● Exercise brief: Search the material for the word "potential" and copy each line that holds it.

====== Records for the exercise

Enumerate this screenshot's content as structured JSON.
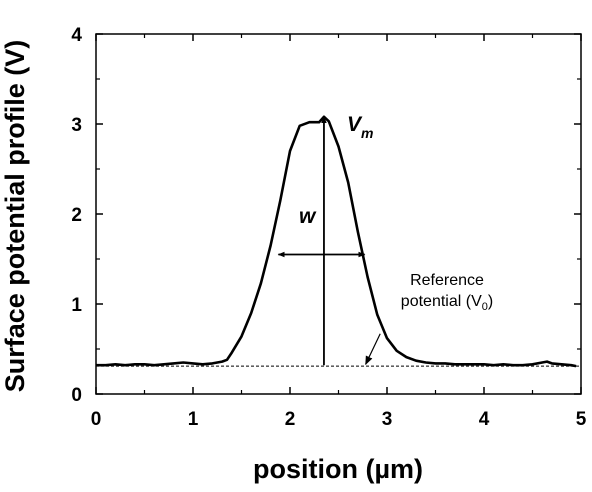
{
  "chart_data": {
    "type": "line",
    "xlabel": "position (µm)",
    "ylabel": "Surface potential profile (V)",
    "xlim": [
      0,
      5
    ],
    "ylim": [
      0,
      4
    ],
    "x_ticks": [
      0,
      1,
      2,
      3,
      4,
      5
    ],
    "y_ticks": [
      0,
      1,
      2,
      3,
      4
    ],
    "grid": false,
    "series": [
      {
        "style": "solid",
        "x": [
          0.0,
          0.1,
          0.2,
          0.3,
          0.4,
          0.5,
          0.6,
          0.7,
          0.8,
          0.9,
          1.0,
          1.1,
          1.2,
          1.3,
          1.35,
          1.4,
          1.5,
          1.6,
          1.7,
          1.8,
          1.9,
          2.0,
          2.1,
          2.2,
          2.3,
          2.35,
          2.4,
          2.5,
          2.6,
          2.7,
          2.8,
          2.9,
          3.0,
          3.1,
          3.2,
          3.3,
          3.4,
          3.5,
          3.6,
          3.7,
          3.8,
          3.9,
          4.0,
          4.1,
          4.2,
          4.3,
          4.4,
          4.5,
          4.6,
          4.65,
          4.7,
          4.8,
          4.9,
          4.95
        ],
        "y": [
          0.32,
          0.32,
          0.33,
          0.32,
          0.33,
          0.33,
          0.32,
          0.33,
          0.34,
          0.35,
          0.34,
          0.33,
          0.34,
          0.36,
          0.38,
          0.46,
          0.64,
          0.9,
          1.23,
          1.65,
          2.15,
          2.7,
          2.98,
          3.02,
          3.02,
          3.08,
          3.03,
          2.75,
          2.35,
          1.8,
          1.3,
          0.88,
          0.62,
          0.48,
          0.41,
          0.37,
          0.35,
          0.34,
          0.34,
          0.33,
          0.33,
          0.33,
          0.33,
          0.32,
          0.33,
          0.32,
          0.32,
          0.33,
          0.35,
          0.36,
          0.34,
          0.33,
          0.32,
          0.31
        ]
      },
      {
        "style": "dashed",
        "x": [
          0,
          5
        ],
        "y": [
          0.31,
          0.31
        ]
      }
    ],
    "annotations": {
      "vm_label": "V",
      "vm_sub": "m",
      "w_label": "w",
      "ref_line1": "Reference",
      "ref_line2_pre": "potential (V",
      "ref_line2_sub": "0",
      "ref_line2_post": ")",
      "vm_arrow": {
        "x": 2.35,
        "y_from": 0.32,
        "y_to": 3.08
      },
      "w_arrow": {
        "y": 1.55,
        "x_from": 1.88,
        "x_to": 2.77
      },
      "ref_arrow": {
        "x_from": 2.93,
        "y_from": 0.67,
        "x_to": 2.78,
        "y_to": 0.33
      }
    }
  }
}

============

● Solution below:
    "ylabel": "Surface potential profile (V)",
      "ref_line2_pre": "potential (V",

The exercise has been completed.